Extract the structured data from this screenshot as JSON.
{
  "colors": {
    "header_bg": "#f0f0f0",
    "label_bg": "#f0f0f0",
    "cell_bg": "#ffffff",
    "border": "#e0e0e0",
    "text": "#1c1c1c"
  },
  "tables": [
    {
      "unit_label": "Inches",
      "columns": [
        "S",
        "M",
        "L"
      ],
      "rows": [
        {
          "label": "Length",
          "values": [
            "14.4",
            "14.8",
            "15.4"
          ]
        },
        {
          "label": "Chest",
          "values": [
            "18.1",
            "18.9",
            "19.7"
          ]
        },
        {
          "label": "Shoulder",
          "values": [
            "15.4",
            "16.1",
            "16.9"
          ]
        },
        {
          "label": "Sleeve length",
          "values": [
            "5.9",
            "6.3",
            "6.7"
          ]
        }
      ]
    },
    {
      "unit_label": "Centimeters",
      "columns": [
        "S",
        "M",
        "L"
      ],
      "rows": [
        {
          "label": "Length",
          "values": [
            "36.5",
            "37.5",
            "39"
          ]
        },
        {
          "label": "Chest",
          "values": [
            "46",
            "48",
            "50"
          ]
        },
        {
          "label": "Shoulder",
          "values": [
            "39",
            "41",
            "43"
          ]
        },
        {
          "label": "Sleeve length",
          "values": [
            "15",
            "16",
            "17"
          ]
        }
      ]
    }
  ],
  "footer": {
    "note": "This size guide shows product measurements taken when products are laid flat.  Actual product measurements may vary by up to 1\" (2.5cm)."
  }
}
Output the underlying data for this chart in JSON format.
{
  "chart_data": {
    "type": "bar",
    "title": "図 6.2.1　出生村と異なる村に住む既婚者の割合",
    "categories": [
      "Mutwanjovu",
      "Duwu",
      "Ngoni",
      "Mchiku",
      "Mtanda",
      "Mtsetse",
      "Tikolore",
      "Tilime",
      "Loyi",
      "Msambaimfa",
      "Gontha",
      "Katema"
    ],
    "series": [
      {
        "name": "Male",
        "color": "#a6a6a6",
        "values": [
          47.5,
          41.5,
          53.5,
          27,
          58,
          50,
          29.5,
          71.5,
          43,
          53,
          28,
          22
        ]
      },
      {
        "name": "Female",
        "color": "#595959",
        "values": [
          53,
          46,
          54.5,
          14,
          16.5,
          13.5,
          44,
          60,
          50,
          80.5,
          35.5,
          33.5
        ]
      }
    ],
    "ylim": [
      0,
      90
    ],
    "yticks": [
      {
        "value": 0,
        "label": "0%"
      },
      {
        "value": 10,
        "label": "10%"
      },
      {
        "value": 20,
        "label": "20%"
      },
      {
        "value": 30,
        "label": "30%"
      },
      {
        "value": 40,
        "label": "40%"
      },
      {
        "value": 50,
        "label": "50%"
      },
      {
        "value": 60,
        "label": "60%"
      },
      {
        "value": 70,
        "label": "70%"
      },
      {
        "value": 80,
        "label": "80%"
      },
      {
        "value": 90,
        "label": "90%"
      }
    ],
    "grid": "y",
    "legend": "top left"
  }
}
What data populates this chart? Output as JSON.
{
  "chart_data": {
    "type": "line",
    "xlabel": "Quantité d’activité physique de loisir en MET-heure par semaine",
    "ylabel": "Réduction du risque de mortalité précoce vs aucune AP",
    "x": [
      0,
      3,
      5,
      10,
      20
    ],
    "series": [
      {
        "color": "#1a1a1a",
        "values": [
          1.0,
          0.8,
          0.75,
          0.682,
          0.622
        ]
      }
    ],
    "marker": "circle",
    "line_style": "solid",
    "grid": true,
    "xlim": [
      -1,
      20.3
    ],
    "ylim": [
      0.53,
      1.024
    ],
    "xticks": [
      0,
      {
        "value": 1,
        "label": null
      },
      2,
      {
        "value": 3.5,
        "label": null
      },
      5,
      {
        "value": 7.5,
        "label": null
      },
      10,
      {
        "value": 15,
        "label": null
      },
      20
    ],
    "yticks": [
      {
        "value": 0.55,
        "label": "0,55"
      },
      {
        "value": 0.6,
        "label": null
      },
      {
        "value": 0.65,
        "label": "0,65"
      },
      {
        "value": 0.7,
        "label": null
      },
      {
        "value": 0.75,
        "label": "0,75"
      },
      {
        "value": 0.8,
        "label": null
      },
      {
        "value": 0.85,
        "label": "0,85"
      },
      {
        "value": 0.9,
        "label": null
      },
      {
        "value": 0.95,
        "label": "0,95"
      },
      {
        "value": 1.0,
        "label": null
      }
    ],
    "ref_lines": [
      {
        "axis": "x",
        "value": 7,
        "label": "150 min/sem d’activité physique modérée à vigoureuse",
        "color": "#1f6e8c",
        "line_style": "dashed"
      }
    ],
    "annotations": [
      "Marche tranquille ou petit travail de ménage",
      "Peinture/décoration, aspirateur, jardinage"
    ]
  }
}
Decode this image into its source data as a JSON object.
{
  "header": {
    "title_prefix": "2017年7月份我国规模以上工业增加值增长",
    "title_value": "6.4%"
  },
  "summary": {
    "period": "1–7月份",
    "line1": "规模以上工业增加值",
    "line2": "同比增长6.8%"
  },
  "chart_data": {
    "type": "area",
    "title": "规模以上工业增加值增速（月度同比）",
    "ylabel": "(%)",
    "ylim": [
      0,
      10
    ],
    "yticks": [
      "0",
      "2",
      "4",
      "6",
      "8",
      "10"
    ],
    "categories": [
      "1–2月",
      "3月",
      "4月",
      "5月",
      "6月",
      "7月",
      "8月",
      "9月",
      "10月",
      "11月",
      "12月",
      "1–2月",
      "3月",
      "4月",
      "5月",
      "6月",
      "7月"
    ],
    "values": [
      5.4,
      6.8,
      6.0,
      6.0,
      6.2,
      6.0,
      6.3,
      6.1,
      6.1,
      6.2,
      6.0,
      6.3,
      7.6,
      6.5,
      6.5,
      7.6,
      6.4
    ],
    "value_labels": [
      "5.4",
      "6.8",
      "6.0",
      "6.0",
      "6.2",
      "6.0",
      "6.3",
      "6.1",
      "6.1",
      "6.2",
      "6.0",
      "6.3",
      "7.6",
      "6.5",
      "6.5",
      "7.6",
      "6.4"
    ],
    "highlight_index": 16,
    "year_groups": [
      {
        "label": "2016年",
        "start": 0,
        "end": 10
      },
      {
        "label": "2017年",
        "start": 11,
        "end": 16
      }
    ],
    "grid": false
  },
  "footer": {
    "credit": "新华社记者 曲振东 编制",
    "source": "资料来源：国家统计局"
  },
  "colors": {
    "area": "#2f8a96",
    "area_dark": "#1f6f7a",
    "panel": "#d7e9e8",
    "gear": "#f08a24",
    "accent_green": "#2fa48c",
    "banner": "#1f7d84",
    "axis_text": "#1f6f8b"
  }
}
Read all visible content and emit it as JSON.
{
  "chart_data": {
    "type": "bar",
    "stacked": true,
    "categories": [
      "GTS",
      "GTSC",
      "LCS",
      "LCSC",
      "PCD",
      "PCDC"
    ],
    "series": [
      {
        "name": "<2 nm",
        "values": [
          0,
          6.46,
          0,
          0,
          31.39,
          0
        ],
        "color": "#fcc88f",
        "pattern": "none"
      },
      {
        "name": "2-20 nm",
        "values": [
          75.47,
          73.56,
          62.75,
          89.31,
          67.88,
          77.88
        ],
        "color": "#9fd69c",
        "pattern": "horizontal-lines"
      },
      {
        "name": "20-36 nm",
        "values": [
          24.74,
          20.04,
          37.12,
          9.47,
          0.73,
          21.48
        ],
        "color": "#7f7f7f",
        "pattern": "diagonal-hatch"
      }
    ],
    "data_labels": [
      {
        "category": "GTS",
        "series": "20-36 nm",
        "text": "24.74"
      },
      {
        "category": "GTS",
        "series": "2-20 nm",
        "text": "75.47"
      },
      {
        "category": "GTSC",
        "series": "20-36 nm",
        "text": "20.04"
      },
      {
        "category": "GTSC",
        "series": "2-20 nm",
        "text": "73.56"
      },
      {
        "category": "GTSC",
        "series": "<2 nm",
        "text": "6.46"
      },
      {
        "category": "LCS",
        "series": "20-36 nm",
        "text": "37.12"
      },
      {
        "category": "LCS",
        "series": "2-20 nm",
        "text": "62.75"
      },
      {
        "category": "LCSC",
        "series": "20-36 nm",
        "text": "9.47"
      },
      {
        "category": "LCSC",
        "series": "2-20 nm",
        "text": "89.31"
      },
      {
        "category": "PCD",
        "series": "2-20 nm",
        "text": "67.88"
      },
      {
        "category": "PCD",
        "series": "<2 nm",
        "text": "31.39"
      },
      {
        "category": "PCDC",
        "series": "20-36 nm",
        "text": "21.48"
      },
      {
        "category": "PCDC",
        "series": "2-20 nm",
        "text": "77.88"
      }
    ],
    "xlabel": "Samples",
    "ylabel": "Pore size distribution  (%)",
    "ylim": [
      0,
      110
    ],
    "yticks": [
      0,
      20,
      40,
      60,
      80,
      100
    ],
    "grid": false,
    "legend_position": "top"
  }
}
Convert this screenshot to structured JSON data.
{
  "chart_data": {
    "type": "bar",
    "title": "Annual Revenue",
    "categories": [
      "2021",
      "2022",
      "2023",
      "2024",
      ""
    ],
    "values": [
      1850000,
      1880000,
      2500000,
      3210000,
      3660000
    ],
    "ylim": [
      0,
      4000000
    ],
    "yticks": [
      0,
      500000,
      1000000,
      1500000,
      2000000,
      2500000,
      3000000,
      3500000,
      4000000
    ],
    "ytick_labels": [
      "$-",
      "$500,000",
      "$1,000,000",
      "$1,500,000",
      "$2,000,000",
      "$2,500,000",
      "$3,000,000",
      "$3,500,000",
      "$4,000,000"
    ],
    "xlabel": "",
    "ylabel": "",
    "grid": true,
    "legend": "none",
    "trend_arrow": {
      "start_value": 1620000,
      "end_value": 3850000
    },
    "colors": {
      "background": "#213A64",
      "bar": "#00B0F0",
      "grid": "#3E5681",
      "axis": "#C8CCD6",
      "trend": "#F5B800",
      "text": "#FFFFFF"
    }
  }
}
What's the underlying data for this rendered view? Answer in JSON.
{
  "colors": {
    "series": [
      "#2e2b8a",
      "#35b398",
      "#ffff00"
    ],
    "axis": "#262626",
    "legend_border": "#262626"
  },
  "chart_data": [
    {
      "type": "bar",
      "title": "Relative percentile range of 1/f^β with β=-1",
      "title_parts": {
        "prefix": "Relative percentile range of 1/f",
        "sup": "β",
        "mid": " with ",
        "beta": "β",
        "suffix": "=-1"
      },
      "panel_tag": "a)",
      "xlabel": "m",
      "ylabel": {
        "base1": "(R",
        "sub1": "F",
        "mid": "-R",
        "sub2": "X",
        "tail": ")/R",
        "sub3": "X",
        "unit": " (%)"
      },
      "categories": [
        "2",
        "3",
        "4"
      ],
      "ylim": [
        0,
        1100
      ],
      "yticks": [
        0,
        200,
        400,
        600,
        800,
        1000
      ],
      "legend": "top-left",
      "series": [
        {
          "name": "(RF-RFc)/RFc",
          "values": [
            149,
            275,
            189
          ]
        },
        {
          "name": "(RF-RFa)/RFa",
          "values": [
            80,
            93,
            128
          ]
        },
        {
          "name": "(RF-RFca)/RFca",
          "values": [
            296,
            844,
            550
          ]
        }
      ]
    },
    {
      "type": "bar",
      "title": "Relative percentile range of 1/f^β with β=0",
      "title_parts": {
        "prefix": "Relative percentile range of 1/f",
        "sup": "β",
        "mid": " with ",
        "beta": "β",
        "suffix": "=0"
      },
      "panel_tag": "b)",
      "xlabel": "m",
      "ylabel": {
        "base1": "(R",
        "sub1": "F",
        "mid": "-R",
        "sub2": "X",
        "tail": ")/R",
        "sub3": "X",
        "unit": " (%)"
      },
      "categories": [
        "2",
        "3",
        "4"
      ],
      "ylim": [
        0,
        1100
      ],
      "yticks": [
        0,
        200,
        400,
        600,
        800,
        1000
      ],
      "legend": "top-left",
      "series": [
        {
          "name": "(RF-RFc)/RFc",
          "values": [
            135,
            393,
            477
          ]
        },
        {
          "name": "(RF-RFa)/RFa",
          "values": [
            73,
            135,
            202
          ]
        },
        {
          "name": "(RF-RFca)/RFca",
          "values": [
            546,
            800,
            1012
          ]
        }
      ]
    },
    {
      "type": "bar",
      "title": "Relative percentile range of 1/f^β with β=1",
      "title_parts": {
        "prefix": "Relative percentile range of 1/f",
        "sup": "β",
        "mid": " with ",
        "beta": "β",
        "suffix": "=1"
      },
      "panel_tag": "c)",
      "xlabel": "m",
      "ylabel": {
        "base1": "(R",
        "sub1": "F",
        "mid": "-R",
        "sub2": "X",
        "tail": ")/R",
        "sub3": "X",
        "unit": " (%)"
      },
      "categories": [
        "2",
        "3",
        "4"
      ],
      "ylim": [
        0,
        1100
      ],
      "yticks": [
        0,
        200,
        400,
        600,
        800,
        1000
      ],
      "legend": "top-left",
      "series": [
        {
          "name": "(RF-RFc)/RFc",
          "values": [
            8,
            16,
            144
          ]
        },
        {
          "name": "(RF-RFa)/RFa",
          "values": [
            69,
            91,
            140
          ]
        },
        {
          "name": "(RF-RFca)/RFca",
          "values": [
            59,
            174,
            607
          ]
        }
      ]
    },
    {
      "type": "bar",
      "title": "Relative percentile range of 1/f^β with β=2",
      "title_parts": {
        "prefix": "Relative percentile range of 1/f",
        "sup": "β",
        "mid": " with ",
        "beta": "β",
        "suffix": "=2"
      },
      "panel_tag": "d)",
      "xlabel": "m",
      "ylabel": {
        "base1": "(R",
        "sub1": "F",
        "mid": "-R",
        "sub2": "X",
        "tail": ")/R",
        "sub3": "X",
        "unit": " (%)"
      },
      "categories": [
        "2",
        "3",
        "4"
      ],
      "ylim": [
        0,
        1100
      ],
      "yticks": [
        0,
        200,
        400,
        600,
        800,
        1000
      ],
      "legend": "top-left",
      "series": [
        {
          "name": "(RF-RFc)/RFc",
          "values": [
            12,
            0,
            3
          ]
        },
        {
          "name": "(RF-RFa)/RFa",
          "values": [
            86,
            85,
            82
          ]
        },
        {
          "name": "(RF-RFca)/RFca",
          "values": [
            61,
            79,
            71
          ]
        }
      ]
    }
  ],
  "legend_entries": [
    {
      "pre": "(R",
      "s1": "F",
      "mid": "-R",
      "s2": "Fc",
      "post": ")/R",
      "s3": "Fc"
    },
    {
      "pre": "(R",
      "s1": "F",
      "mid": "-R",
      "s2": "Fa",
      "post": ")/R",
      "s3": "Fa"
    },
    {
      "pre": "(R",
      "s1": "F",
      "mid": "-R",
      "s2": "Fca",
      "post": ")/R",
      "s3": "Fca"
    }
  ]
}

####################

→ Stated problem:
Extract every line above containing the word "activité".

→ Answer to this exercise:
    "xlabel": "Quantité d’activité physique de loisir en MET-heure par semaine",
        "label": "150 min/sem d’activité physique modérée à vigoureuse",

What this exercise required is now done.